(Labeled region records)
-- -- --

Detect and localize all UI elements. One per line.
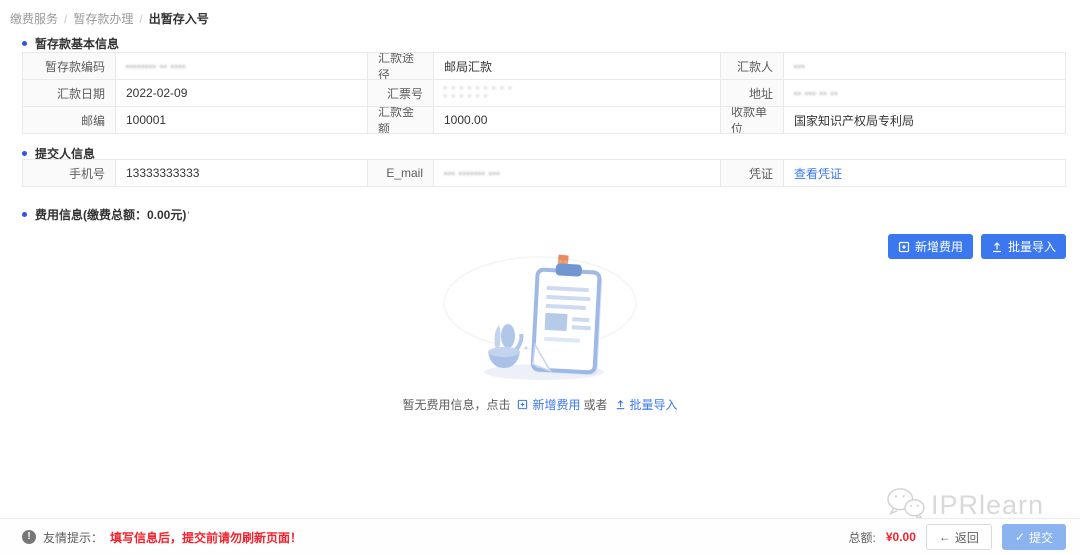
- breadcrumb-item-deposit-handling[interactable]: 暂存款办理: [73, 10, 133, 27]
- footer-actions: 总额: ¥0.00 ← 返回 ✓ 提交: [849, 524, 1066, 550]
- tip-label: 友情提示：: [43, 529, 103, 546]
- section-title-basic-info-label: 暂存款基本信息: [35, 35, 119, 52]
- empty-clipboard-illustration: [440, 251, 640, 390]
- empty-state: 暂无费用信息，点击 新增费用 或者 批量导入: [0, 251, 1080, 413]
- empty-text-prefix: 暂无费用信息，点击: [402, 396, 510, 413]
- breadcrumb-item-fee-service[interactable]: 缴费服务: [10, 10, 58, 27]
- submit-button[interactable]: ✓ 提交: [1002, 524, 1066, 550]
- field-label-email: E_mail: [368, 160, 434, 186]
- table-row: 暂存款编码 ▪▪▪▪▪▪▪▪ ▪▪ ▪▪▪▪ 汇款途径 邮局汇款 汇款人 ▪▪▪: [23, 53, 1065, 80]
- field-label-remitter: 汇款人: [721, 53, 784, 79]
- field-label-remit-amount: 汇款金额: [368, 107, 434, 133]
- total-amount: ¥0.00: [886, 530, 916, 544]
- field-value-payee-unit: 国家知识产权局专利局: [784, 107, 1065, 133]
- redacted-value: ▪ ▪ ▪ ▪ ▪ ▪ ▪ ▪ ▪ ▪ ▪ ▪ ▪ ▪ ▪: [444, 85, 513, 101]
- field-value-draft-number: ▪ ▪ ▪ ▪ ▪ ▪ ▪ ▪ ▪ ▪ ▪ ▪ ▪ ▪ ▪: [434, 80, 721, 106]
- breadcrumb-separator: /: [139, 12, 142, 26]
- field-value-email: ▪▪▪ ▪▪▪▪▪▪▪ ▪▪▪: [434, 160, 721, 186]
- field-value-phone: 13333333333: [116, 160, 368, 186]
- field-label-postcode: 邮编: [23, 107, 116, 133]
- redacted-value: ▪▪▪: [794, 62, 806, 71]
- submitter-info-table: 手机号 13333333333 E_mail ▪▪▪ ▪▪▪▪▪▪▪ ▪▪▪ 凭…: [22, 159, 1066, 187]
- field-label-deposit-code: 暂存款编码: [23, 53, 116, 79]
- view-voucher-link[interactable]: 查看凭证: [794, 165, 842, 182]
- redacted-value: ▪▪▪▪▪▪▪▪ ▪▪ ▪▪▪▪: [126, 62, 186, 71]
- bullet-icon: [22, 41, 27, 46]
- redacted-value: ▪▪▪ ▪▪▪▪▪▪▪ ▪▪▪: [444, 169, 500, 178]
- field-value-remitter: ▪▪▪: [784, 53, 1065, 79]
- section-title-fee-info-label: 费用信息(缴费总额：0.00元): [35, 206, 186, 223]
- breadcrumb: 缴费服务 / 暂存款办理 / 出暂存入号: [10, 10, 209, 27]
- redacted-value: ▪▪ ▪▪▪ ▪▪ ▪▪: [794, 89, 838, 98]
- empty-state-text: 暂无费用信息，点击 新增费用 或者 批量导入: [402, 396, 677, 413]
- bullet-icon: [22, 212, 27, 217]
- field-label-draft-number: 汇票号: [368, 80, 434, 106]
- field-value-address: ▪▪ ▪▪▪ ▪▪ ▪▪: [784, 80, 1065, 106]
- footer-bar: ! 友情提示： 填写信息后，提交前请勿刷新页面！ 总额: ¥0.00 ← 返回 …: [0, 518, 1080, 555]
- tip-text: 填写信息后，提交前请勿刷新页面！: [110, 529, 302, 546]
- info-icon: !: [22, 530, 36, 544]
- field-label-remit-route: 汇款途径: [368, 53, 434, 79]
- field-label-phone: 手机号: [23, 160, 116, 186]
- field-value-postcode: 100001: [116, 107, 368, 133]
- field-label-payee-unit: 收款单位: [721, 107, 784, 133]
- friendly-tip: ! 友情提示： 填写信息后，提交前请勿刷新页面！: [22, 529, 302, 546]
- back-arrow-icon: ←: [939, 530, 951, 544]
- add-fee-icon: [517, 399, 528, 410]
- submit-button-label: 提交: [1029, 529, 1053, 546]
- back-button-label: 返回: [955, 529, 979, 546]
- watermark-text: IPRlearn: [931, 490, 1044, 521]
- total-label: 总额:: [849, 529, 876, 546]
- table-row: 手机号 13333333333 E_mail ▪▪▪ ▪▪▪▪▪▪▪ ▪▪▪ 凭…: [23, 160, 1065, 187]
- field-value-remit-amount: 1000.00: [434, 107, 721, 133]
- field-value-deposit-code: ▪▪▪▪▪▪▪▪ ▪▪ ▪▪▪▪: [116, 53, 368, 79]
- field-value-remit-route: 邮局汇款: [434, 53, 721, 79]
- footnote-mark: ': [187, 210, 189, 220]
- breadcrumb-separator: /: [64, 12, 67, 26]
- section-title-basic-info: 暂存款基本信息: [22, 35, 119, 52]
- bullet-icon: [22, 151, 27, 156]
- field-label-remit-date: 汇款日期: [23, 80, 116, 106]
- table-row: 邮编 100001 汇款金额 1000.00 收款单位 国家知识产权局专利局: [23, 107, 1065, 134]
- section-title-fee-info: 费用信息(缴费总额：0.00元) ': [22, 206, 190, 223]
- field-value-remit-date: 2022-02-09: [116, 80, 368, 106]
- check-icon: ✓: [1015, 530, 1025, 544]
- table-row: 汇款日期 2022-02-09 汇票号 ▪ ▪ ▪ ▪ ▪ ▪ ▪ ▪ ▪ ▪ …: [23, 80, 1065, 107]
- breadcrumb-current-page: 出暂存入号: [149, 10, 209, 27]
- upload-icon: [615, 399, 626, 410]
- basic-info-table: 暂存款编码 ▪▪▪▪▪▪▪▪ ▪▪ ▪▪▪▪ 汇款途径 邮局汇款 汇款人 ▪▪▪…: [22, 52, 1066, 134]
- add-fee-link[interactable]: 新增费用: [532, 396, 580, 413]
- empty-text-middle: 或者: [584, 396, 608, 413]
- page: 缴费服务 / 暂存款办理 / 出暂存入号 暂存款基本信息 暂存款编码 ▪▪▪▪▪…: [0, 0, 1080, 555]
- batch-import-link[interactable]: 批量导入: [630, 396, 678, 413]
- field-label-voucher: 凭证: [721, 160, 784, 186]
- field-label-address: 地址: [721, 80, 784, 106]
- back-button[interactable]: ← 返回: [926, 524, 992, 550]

-- -- --

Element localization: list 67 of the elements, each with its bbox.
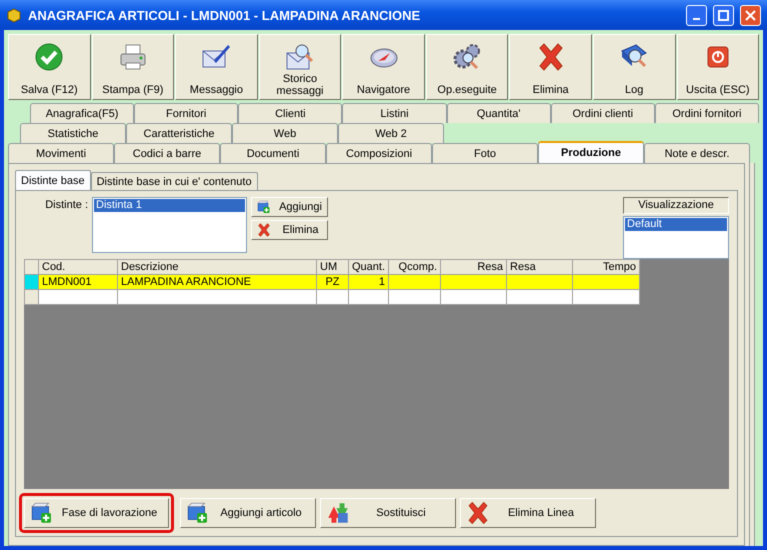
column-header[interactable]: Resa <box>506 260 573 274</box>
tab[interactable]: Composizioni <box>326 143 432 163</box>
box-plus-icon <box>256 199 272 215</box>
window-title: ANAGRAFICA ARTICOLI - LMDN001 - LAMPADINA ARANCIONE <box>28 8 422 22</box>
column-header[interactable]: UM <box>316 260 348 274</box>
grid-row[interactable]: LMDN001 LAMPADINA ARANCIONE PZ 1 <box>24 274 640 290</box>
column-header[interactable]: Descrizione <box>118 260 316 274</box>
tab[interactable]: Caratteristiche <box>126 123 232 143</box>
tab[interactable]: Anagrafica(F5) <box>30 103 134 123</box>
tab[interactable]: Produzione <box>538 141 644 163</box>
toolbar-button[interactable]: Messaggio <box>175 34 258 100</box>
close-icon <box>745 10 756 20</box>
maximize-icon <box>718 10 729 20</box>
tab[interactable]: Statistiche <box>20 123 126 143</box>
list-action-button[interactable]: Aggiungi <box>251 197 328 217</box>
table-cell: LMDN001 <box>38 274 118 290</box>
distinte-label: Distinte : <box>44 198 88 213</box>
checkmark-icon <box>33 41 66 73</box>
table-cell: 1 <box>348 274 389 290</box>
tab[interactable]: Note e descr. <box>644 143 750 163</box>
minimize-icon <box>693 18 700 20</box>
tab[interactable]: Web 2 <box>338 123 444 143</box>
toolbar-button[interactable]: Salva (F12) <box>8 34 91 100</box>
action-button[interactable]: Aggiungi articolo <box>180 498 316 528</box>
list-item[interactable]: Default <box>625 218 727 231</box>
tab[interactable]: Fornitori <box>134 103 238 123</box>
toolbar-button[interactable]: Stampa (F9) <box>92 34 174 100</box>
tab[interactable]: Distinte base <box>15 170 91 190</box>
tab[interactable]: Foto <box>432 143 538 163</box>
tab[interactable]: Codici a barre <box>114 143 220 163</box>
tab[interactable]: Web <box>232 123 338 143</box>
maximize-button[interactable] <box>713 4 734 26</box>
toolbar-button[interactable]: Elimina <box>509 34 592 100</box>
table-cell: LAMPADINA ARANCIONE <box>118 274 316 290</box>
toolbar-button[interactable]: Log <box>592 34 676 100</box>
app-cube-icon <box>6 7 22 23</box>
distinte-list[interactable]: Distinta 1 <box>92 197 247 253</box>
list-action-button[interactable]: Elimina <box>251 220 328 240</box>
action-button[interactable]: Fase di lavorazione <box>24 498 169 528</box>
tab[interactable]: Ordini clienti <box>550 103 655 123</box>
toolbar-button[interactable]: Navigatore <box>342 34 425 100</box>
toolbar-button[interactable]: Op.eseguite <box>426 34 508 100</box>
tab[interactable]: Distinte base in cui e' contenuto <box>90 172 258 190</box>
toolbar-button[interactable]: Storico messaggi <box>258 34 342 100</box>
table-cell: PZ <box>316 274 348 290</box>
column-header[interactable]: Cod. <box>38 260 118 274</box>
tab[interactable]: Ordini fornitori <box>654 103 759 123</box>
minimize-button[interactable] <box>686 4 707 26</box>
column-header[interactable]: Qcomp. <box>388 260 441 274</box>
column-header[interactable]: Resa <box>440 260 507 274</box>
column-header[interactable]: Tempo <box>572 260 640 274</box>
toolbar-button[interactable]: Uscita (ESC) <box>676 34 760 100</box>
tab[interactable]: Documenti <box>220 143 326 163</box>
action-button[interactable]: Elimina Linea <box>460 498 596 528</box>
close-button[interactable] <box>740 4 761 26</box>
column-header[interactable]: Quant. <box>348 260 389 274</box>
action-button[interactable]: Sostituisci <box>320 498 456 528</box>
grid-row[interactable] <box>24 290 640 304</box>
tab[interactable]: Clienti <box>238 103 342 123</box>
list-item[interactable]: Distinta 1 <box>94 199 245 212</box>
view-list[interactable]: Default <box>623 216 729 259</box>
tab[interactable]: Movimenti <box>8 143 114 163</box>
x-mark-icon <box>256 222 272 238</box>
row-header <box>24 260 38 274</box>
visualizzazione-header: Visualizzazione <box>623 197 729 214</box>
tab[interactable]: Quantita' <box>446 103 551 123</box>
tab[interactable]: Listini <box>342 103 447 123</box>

-- -- --

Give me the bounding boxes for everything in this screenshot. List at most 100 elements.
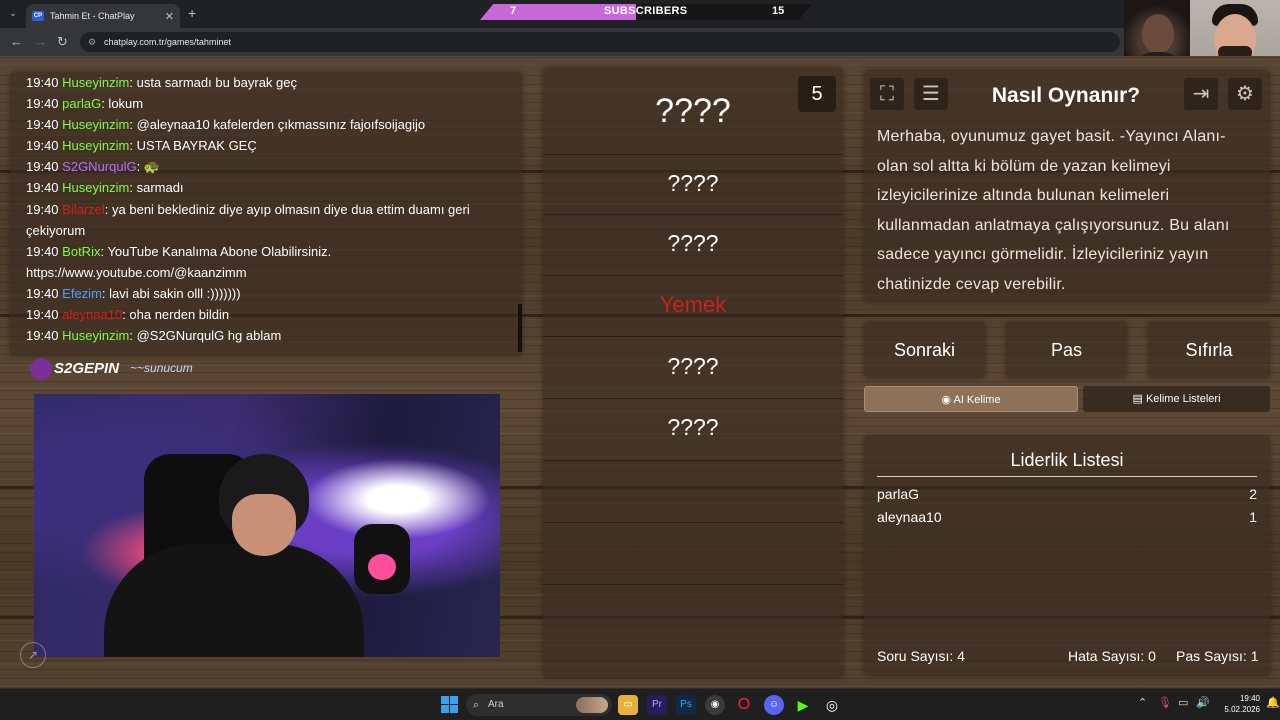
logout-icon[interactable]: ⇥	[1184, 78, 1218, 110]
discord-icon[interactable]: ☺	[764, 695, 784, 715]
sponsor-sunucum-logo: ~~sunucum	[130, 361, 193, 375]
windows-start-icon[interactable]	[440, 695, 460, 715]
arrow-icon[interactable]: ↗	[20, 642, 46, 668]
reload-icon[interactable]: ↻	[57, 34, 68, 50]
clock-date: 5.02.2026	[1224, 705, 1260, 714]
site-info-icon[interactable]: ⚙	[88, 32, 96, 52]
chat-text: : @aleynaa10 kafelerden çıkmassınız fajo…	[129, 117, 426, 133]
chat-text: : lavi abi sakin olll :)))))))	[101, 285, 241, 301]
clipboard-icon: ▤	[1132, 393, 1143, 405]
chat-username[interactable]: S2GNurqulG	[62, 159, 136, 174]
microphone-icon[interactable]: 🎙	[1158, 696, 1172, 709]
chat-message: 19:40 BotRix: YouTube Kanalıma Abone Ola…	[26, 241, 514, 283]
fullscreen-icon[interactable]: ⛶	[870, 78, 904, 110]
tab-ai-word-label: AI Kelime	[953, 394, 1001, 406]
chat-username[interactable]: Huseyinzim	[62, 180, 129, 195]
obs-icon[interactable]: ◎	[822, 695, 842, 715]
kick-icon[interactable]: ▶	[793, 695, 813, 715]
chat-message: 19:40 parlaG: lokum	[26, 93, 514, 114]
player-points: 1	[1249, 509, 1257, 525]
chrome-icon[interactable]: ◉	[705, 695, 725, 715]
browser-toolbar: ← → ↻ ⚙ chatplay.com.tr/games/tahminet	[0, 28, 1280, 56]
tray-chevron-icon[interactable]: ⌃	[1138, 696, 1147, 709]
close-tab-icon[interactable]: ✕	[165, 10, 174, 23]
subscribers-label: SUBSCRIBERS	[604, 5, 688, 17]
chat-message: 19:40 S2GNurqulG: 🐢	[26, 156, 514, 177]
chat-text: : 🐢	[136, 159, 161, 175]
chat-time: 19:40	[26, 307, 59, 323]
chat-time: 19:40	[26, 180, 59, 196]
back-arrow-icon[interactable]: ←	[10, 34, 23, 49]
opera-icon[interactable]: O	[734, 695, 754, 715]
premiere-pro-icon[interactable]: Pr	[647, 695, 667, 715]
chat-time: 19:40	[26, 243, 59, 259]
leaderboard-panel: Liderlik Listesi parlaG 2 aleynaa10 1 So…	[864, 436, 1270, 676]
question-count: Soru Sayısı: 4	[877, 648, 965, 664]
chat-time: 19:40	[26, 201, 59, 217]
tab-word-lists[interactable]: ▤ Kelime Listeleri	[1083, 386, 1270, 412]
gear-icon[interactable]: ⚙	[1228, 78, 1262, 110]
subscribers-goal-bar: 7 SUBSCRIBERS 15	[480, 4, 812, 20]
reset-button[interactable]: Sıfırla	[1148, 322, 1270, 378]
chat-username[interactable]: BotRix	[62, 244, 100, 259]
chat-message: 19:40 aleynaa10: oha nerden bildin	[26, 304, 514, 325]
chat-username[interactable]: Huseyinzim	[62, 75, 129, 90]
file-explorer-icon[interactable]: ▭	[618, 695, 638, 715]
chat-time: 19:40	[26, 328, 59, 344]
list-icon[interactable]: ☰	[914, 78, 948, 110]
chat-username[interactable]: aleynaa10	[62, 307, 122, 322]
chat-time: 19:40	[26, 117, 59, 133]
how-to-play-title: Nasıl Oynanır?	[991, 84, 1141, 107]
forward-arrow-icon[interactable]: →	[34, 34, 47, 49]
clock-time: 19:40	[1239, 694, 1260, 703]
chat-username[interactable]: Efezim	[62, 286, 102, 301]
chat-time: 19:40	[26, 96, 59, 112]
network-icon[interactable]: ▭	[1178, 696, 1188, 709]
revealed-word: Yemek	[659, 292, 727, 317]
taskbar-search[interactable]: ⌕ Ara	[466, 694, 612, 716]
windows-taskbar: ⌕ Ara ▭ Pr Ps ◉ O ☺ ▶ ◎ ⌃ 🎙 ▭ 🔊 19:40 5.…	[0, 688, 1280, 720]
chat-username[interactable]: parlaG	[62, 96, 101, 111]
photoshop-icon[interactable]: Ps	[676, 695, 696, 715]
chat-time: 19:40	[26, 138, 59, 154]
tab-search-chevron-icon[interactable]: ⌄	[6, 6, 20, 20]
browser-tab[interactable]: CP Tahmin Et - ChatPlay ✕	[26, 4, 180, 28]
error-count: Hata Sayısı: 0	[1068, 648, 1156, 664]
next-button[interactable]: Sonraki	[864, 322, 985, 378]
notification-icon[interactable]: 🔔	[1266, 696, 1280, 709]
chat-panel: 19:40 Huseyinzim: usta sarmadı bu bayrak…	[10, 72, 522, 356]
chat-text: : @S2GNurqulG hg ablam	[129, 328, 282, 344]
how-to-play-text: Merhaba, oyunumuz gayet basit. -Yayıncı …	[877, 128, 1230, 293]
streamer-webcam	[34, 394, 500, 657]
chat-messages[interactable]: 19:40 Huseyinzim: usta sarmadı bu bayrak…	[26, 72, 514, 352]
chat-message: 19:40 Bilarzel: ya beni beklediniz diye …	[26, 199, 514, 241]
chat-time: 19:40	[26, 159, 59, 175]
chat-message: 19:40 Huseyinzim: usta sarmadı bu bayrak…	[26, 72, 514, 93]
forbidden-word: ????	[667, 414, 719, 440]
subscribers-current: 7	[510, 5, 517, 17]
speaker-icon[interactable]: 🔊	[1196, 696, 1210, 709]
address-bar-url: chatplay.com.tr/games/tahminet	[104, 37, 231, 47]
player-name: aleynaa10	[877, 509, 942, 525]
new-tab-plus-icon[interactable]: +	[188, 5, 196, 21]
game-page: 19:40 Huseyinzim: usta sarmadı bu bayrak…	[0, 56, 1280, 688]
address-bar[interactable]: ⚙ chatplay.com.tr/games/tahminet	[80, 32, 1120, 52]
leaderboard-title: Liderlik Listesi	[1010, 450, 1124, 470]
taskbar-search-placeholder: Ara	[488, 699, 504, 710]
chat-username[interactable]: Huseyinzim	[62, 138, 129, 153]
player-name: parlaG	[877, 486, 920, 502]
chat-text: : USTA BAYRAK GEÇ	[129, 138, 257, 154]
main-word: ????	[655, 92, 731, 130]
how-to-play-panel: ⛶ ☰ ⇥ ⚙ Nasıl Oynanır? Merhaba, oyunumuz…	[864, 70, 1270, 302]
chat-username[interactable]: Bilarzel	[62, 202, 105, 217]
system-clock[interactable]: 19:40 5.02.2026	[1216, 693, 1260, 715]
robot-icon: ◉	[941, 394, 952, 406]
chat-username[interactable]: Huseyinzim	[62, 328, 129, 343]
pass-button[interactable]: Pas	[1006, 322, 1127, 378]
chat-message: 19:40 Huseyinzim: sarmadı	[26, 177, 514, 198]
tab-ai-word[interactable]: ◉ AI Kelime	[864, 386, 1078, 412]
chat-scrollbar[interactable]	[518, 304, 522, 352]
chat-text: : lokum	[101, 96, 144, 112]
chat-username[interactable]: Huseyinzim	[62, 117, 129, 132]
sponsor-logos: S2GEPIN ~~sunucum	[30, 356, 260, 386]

-- -- --

Rewrite the stretch of records from the line containing "column-header[interactable]: Resa <box>506" through the line containing "tab[interactable]: Caratteristiche <box>126" as a numbered list, leaving out any blank lines.

1. column-header[interactable]: Resa <box>506 260 573 274</box>
2. tab[interactable]: Composizioni <box>326 143 432 163</box>
3. box-plus-icon <box>256 199 272 215</box>
4. window-title: ANAGRAFICA ARTICOLI - LMDN001 - LAMPADINA ARANCIONE <box>28 8 422 22</box>
5. column-header[interactable]: UM <box>316 260 348 274</box>
6. grid-row[interactable]: LMDN001 LAMPADINA ARANCIONE PZ 1 <box>24 274 640 290</box>
7. column-header[interactable]: Descrizione <box>118 260 316 274</box>
8. tab[interactable]: Caratteristiche <box>126 123 232 143</box>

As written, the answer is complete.